## BEGIN
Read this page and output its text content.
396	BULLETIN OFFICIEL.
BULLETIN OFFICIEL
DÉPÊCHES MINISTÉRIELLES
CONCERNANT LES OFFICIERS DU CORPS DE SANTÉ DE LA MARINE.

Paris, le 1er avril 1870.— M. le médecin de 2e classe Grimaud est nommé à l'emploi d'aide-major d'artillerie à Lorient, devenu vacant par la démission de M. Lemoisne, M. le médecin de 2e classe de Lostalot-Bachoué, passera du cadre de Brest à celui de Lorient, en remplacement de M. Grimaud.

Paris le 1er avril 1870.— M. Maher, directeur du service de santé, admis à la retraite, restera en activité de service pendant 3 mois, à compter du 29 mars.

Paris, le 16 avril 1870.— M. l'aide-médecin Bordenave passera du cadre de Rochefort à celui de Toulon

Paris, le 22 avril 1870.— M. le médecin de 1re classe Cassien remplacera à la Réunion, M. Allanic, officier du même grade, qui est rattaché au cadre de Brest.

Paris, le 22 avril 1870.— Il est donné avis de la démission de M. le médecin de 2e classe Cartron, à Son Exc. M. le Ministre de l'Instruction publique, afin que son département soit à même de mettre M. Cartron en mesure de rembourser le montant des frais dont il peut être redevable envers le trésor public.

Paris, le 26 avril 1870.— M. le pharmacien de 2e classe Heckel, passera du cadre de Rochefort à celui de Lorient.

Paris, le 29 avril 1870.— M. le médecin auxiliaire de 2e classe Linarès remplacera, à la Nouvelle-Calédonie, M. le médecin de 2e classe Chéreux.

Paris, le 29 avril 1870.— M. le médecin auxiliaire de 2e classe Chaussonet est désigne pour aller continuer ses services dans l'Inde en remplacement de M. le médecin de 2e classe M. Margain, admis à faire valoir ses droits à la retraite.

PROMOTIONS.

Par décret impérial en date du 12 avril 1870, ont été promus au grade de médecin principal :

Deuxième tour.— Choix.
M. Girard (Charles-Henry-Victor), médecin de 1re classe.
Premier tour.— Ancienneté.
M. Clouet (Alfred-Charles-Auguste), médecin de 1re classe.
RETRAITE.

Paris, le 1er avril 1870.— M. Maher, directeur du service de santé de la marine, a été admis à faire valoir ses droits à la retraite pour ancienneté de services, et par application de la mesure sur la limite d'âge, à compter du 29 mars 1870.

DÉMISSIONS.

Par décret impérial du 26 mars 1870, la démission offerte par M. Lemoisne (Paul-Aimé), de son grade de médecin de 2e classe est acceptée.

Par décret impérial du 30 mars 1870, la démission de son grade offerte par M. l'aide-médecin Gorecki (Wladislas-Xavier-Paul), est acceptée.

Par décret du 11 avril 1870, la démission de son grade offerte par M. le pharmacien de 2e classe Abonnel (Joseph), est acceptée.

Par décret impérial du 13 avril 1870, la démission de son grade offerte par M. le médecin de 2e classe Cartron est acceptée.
## END
Repeat the records above in full, character for character.

Read this page and output its text content.
396	BULLETIN OFFICIEL.
BULLETIN OFFICIEL
DÉPÊCHES MINISTÉRIELLES
CONCERNANT LES OFFICIERS DU CORPS DE SANTÉ DE LA MARINE.

Paris, le 1er avril 1870.— M. le médecin de 2e classe Grimaud est nommé à l'emploi d'aide-major d'artillerie à Lorient, devenu vacant par la démission de M. Lemoisne, M. le médecin de 2e classe de Lostalot-Bachoué, passera du cadre de Brest à celui de Lorient, en remplacement de M. Grimaud.

Paris le 1er avril 1870.— M. Maher, directeur du service de santé, admis à la retraite, restera en activité de service pendant 3 mois, à compter du 29 mars.

Paris, le 16 avril 1870.— M. l'aide-médecin Bordenave passera du cadre de Rochefort à celui de Toulon

Paris, le 22 avril 1870.— M. le médecin de 1re classe Cassien remplacera à la Réunion, M. Allanic, officier du même grade, qui est rattaché au cadre de Brest.

Paris, le 22 avril 1870.— Il est donné avis de la démission de M. le médecin de 2e classe Cartron, à Son Exc. M. le Ministre de l'Instruction publique, afin que son département soit à même de mettre M. Cartron en mesure de rembourser le montant des frais dont il peut être redevable envers le trésor public.

Paris, le 26 avril 1870.— M. le pharmacien de 2e classe Heckel, passera du cadre de Rochefort à celui de Lorient.

Paris, le 29 avril 1870.— M. le médecin auxiliaire de 2e classe Linarès remplacera, à la Nouvelle-Calédonie, M. le médecin de 2e classe Chéreux.

Paris, le 29 avril 1870.— M. le médecin auxiliaire de 2e classe Chaussonet est désigne pour aller continuer ses services dans l'Inde en remplacement de M. le médecin de 2e classe M. Margain, admis à faire valoir ses droits à la retraite.

PROMOTIONS.

Par décret impérial en date du 12 avril 1870, ont été promus au grade de médecin principal :

Deuxième tour.— Choix.
M. Girard (Charles-Henry-Victor), médecin de 1re classe.
Premier tour.— Ancienneté.
M. Clouet (Alfred-Charles-Auguste), médecin de 1re classe.
RETRAITE.

Paris, le 1er avril 1870.— M. Maher, directeur du service de santé de la marine, a été admis à faire valoir ses droits à la retraite pour ancienneté de services, et par application de la mesure sur la limite d'âge, à compter du 29 mars 1870.

DÉMISSIONS.

Par décret impérial du 26 mars 1870, la démission offerte par M. Lemoisne (Paul-Aimé), de son grade de médecin de 2e classe est acceptée.

Par décret impérial du 30 mars 1870, la démission de son grade offerte par M. l'aide-médecin Gorecki (Wladislas-Xavier-Paul), est acceptée.

Par décret du 11 avril 1870, la démission de son grade offerte par M. le pharmacien de 2e classe Abonnel (Joseph), est acceptée.

Par décret impérial du 13 avril 1870, la démission de son grade offerte par M. le médecin de 2e classe Cartron est acceptée.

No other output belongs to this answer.